▶ **DATA EXCERPTS**

## START

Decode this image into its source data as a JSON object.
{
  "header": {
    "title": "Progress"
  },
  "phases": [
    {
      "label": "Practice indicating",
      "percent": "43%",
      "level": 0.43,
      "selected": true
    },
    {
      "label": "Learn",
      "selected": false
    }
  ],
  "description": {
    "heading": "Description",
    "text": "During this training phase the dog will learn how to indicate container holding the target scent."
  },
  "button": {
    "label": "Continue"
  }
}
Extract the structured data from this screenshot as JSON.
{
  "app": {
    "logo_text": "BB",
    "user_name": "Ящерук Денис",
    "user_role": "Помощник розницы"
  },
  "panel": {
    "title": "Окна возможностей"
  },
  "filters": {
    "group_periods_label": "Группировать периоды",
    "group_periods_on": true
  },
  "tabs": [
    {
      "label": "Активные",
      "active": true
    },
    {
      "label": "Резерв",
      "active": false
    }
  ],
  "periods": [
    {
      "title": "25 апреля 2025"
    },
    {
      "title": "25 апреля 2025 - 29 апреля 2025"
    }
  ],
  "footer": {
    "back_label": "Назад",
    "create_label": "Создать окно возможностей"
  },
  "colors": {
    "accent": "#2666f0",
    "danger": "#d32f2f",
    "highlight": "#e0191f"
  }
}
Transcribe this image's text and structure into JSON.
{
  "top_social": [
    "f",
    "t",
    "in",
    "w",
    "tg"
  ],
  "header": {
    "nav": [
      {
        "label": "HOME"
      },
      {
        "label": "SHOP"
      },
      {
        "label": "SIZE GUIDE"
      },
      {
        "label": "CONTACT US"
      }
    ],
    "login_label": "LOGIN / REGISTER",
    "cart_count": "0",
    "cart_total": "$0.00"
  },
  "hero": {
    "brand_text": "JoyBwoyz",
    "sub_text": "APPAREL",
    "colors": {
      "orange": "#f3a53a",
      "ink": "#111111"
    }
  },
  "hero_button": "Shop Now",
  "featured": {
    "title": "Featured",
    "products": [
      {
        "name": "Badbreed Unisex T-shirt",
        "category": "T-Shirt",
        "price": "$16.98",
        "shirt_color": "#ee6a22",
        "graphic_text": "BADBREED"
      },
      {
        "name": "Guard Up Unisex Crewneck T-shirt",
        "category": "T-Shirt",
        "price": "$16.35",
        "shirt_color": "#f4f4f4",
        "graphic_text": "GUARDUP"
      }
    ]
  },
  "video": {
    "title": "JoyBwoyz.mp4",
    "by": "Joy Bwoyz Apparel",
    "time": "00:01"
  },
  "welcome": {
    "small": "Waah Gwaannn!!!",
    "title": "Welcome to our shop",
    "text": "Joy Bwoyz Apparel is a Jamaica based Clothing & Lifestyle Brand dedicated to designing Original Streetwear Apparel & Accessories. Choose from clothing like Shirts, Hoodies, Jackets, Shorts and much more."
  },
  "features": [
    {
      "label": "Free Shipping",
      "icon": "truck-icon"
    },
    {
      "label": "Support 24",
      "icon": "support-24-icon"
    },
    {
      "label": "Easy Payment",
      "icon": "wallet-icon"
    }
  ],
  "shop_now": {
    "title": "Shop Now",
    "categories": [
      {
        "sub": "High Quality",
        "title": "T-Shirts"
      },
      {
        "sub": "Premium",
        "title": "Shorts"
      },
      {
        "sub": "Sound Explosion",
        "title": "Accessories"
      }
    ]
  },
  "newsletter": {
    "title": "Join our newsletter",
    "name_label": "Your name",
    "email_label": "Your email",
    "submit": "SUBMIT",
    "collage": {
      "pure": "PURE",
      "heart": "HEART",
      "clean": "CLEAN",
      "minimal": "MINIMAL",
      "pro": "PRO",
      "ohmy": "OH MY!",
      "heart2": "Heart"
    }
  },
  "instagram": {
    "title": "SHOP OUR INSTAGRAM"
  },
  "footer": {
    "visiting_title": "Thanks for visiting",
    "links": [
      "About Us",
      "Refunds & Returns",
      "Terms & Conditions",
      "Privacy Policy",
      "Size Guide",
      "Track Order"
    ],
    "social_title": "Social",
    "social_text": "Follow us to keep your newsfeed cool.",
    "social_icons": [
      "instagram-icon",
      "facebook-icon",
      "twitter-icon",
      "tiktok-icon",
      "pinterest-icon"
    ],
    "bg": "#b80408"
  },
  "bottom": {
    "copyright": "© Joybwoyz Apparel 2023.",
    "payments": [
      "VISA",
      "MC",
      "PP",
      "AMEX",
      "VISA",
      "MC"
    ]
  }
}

## END

▶ **WHAT TO DO**
In the records above, find the lines containing "Shorts" and copy them.

▶ **SOLUTION BELOW**
    "text": "Joy Bwoyz Apparel is a Jamaica based Clothing & Lifestyle Brand dedicated to designing Original Streetwear Apparel & Accessories. Choose from clothing like Shirts, Hoodies, Jackets, Shorts and much more."
        "title": "Shorts"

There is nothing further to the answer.